_What the task requires_
Find every line in the data below that contains the string "name", and copy each of those lines in full. Treat uppercase and lowercase letters as different when matching.

_Supplied material_
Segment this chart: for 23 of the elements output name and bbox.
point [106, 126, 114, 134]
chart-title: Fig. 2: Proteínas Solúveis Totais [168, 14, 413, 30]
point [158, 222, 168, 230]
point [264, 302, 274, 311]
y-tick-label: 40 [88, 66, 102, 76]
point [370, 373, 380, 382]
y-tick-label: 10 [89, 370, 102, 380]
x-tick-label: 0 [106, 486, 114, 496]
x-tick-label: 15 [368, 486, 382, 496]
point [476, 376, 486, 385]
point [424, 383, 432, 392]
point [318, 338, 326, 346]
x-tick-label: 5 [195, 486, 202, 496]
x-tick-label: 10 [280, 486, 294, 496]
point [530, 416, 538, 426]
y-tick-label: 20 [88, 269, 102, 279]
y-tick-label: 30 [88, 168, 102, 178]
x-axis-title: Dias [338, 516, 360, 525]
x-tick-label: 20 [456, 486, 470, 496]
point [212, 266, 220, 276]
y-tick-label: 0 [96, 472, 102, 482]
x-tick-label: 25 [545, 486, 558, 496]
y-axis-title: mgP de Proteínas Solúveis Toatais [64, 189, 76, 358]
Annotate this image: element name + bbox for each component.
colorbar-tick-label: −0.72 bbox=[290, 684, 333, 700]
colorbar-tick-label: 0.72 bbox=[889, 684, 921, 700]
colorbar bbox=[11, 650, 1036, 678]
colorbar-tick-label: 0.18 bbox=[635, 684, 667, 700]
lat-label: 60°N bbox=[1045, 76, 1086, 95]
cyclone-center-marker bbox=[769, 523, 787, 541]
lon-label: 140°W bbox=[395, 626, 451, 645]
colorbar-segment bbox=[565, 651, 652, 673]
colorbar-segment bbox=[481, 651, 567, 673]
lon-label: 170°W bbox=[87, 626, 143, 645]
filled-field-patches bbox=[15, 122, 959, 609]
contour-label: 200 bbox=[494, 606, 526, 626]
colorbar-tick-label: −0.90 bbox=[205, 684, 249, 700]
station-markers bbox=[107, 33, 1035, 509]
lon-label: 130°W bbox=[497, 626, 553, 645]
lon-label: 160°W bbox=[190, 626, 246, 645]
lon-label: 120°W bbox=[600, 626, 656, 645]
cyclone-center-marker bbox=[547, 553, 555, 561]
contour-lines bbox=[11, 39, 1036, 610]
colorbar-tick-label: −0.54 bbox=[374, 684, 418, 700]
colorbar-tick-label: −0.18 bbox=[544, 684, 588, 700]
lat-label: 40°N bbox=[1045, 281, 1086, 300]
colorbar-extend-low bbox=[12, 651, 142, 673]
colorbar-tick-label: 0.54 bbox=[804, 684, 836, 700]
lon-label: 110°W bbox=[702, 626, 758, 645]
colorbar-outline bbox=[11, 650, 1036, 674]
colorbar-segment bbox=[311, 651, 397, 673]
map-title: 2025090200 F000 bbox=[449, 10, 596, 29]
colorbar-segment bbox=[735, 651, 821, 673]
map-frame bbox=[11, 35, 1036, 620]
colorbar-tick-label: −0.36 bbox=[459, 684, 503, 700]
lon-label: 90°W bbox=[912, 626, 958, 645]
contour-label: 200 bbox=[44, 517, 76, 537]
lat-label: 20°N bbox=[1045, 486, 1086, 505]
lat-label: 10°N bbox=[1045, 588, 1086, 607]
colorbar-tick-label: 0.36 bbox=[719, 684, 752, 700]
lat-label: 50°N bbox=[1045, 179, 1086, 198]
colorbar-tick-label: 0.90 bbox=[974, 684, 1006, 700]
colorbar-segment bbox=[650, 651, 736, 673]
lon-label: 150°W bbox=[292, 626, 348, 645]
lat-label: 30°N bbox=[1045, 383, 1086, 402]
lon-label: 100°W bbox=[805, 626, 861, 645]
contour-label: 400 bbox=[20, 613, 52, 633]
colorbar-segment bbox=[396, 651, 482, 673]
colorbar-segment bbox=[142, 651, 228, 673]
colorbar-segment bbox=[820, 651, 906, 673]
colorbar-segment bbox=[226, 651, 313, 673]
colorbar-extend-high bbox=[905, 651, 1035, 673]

_Response to the exercise_
Segment this chart: for 23 of the elements output name and bbox.
Annotate this image: element name + bbox for each component.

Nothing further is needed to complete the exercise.